■ **Required task**
Repeat verbatim the part of the data that begins with the line containing "car-body-icon[interactable] [163,430,228,460]" and ends with the line containing "service-inspection-title: SERVICE INSPECTION", including both of those lines.

■ **Recorded data**
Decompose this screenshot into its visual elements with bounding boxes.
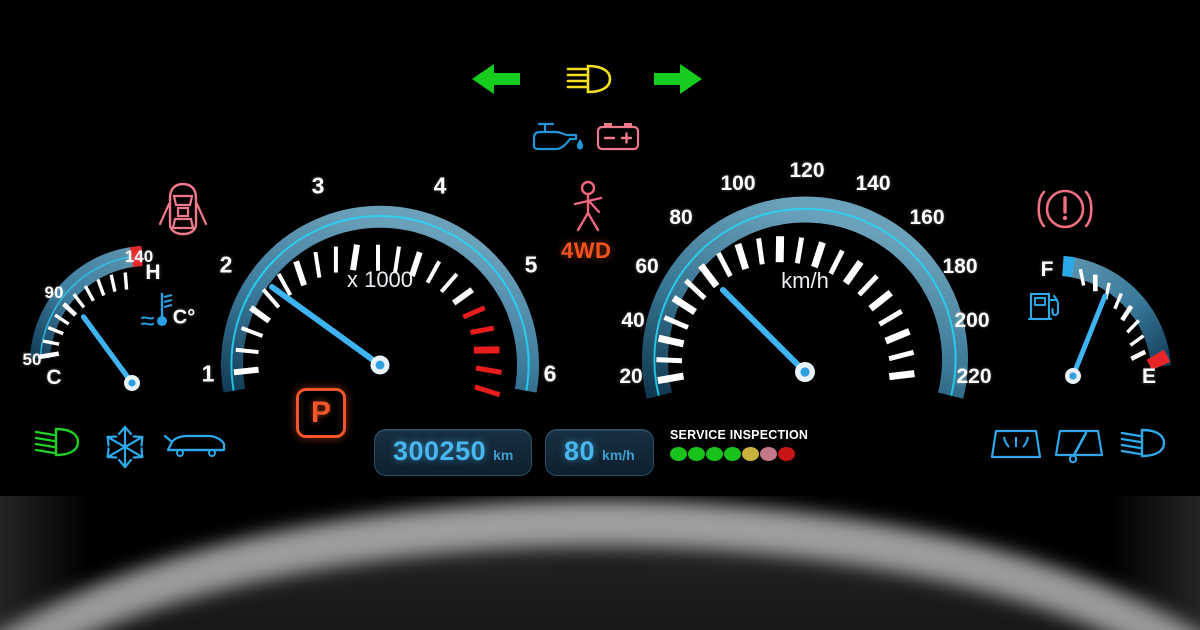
car-body-icon[interactable] [163,430,228,460]
speed-tick-80: 80 [669,206,693,229]
tach-tick-5: 5 [524,251,538,278]
speed-tick-20: 20 [619,365,643,388]
speed-tick-60: 60 [635,255,659,278]
service-segment [778,447,795,461]
seatbelt-person-icon[interactable] [566,180,610,234]
speed-tick-160: 160 [909,206,945,229]
service-inspection-bar [670,447,808,461]
odometer-display[interactable]: 300250 km [374,429,533,476]
service-segment [760,447,777,461]
steering-wheel-arc [0,500,1200,630]
digital-speed-display[interactable]: 80 km/h [545,429,654,476]
service-segment [724,447,741,461]
snowflake-frost-icon[interactable] [102,424,148,470]
service-inspection-title: SERVICE INSPECTION [670,428,809,442]
service-segment [706,447,723,461]
speed-tick-120: 120 [789,159,825,182]
odometer-unit: km [493,447,514,463]
service-segment [670,447,687,461]
high-beam-icon[interactable] [562,60,620,98]
battery-charge-icon[interactable] [594,118,642,154]
tachometer: 1 2 3 4 5 6 x 1000 [190,165,570,398]
temp-label-cold: C [46,366,62,389]
fuel-label-full: F [1040,258,1054,281]
oil-pressure-icon[interactable] [528,118,586,154]
temp-label-hot: H [145,261,161,284]
digital-speed-value: 80 [564,436,596,466]
fuel-pump-icon [1027,288,1064,322]
speed-tick-220: 220 [956,365,992,388]
tach-tick-2: 2 [219,251,233,278]
service-segment [688,447,705,461]
speed-tick-180: 180 [942,255,978,278]
service-inspection-panel[interactable]: SERVICE INSPECTION [670,428,808,461]
speed-center-label: km/h [781,268,829,293]
speedometer: 20 40 60 80 100 120 140 160 180 200 220 … [619,159,992,399]
digital-speed-unit: km/h [602,447,635,463]
rear-window-defrost-icon[interactable] [988,425,1044,463]
turn-signal-right-icon[interactable] [650,60,706,98]
coolant-thermometer-icon [140,288,176,332]
service-segment [742,447,759,461]
instrument-cluster: 4WD 50 90 140 C H C° 1 2 3 4 5 6 x 1000 … [0,0,1200,630]
speed-tick-100: 100 [720,172,756,195]
temp-tick-50: 50 [22,350,42,369]
temp-tick-90: 90 [44,283,64,302]
odometer-value: 300250 [393,436,487,466]
brake-warning-icon[interactable] [1032,182,1098,236]
tach-tick-3: 3 [311,172,325,199]
speed-tick-200: 200 [954,309,990,332]
low-beam-icon[interactable] [1114,426,1172,460]
turn-signal-left-icon[interactable] [468,60,524,98]
parking-brake-indicator[interactable]: P [296,388,346,438]
tach-tick-4: 4 [433,172,447,199]
low-beam-icon[interactable] [28,425,86,459]
fuel-label-empty: E [1141,365,1157,388]
speed-tick-140: 140 [855,172,891,195]
tach-center-label: x 1000 [346,267,414,292]
speed-tick-40: 40 [621,309,645,332]
tach-tick-1: 1 [201,360,215,387]
windshield-washer-icon[interactable] [1052,425,1106,465]
tach-tick-6: 6 [543,360,557,387]
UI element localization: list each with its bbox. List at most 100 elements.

■ **Written answer**
car-body-icon[interactable] [163,430,228,460]
speed-tick-80: 80 [669,206,693,229]
tach-tick-5: 5 [524,251,538,278]
speed-tick-20: 20 [619,365,643,388]
speed-tick-60: 60 [635,255,659,278]
service-segment [778,447,795,461]
seatbelt-person-icon[interactable] [566,180,610,234]
speed-tick-160: 160 [909,206,945,229]
service-inspection-bar [670,447,808,461]
odometer-display[interactable]: 300250 km [374,429,533,476]
service-segment [760,447,777,461]
steering-wheel-arc [0,500,1200,630]
digital-speed-display[interactable]: 80 km/h [545,429,654,476]
service-segment [724,447,741,461]
snowflake-frost-icon[interactable] [102,424,148,470]
service-inspection-title: SERVICE INSPECTION [670,428,809,442]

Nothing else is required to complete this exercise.